▶ [Problem details] Retype all of the data exactly as given.

▶ [Data extract]
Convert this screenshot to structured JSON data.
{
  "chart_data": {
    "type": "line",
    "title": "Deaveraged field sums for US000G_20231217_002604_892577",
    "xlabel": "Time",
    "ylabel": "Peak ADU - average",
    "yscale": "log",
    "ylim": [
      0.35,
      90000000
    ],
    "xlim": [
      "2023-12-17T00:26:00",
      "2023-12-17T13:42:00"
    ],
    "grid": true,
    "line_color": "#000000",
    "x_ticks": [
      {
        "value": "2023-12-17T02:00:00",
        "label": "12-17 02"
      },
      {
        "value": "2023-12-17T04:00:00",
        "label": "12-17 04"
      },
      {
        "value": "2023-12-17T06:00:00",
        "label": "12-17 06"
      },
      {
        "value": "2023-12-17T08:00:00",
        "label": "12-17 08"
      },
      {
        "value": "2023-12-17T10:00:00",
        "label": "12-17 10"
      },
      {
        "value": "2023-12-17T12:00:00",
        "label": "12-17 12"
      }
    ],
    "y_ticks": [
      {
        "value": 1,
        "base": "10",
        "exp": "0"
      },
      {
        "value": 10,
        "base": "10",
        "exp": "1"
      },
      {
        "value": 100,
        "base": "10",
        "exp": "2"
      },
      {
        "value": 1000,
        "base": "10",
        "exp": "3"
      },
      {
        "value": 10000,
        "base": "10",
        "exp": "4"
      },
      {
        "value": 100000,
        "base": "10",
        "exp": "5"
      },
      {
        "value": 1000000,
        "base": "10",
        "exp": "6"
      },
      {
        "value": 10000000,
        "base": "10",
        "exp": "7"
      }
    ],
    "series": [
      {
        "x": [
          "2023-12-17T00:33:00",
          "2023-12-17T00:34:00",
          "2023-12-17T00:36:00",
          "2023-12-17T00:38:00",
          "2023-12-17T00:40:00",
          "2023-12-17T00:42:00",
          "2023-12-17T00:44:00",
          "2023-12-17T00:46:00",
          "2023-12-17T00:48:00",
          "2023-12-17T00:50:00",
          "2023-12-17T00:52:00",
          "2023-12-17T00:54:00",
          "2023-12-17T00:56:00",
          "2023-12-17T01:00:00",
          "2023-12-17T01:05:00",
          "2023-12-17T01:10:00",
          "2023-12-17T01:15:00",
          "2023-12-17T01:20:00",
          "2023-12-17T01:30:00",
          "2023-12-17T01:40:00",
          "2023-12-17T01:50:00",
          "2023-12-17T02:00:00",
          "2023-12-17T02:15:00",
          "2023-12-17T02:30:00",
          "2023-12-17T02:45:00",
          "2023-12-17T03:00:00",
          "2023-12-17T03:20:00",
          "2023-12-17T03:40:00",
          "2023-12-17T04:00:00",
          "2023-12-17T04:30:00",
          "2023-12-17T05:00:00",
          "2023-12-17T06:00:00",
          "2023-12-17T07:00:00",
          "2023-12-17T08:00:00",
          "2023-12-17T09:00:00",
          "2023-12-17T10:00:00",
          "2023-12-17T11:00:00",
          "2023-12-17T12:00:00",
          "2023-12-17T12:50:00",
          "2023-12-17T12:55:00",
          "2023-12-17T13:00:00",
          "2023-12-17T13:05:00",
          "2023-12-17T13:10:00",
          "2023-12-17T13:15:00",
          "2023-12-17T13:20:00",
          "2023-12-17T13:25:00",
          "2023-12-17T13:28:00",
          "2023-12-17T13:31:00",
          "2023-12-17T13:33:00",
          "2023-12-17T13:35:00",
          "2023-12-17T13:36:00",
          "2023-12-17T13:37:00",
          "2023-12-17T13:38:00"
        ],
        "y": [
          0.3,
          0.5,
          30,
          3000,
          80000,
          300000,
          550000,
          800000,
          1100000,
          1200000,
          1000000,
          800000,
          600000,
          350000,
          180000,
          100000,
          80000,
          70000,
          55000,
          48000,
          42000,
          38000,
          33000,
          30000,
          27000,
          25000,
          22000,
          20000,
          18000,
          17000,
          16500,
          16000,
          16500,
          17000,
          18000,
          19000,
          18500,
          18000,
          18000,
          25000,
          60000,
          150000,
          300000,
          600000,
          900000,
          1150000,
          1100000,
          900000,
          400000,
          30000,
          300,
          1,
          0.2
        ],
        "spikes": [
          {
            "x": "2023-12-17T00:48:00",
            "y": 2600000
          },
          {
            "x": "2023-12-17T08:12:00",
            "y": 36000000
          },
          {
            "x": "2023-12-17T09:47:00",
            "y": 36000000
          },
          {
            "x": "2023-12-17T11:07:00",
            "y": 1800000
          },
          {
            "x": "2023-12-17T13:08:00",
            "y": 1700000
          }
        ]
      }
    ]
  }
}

▶ [Problem solution]
Convert this screenshot to structured JSON data.
{
  "chart_data": {
    "type": "line",
    "title": "Deaveraged field sums for US000G_20231217_002604_892577",
    "xlabel": "Time",
    "ylabel": "Peak ADU - average",
    "yscale": "log",
    "ylim": [
      0.35,
      90000000
    ],
    "xlim": [
      "2023-12-17T00:26:00",
      "2023-12-17T13:42:00"
    ],
    "grid": true,
    "line_color": "#000000",
    "x_ticks": [
      {
        "value": "2023-12-17T02:00:00",
        "label": "12-17 02"
      },
      {
        "value": "2023-12-17T04:00:00",
        "label": "12-17 04"
      },
      {
        "value": "2023-12-17T06:00:00",
        "label": "12-17 06"
      },
      {
        "value": "2023-12-17T08:00:00",
        "label": "12-17 08"
      },
      {
        "value": "2023-12-17T10:00:00",
        "label": "12-17 10"
      },
      {
        "value": "2023-12-17T12:00:00",
        "label": "12-17 12"
      }
    ],
    "y_ticks": [
      {
        "value": 1,
        "base": "10",
        "exp": "0"
      },
      {
        "value": 10,
        "base": "10",
        "exp": "1"
      },
      {
        "value": 100,
        "base": "10",
        "exp": "2"
      },
      {
        "value": 1000,
        "base": "10",
        "exp": "3"
      },
      {
        "value": 10000,
        "base": "10",
        "exp": "4"
      },
      {
        "value": 100000,
        "base": "10",
        "exp": "5"
      },
      {
        "value": 1000000,
        "base": "10",
        "exp": "6"
      },
      {
        "value": 10000000,
        "base": "10",
        "exp": "7"
      }
    ],
    "series": [
      {
        "x": [
          "2023-12-17T00:33:00",
          "2023-12-17T00:34:00",
          "2023-12-17T00:36:00",
          "2023-12-17T00:38:00",
          "2023-12-17T00:40:00",
          "2023-12-17T00:42:00",
          "2023-12-17T00:44:00",
          "2023-12-17T00:46:00",
          "2023-12-17T00:48:00",
          "2023-12-17T00:50:00",
          "2023-12-17T00:52:00",
          "2023-12-17T00:54:00",
          "2023-12-17T00:56:00",
          "2023-12-17T01:00:00",
          "2023-12-17T01:05:00",
          "2023-12-17T01:10:00",
          "2023-12-17T01:15:00",
          "2023-12-17T01:20:00",
          "2023-12-17T01:30:00",
          "2023-12-17T01:40:00",
          "2023-12-17T01:50:00",
          "2023-12-17T02:00:00",
          "2023-12-17T02:15:00",
          "2023-12-17T02:30:00",
          "2023-12-17T02:45:00",
          "2023-12-17T03:00:00",
          "2023-12-17T03:20:00",
          "2023-12-17T03:40:00",
          "2023-12-17T04:00:00",
          "2023-12-17T04:30:00",
          "2023-12-17T05:00:00",
          "2023-12-17T06:00:00",
          "2023-12-17T07:00:00",
          "2023-12-17T08:00:00",
          "2023-12-17T09:00:00",
          "2023-12-17T10:00:00",
          "2023-12-17T11:00:00",
          "2023-12-17T12:00:00",
          "2023-12-17T12:50:00",
          "2023-12-17T12:55:00",
          "2023-12-17T13:00:00",
          "2023-12-17T13:05:00",
          "2023-12-17T13:10:00",
          "2023-12-17T13:15:00",
          "2023-12-17T13:20:00",
          "2023-12-17T13:25:00",
          "2023-12-17T13:28:00",
          "2023-12-17T13:31:00",
          "2023-12-17T13:33:00",
          "2023-12-17T13:35:00",
          "2023-12-17T13:36:00",
          "2023-12-17T13:37:00",
          "2023-12-17T13:38:00"
        ],
        "y": [
          0.3,
          0.5,
          30,
          3000,
          80000,
          300000,
          550000,
          800000,
          1100000,
          1200000,
          1000000,
          800000,
          600000,
          350000,
          180000,
          100000,
          80000,
          70000,
          55000,
          48000,
          42000,
          38000,
          33000,
          30000,
          27000,
          25000,
          22000,
          20000,
          18000,
          17000,
          16500,
          16000,
          16500,
          17000,
          18000,
          19000,
          18500,
          18000,
          18000,
          25000,
          60000,
          150000,
          300000,
          600000,
          900000,
          1150000,
          1100000,
          900000,
          400000,
          30000,
          300,
          1,
          0.2
        ],
        "spikes": [
          {
            "x": "2023-12-17T00:48:00",
            "y": 2600000
          },
          {
            "x": "2023-12-17T08:12:00",
            "y": 36000000
          },
          {
            "x": "2023-12-17T09:47:00",
            "y": 36000000
          },
          {
            "x": "2023-12-17T11:07:00",
            "y": 1800000
          },
          {
            "x": "2023-12-17T13:08:00",
            "y": 1700000
          }
        ]
      }
    ]
  }
}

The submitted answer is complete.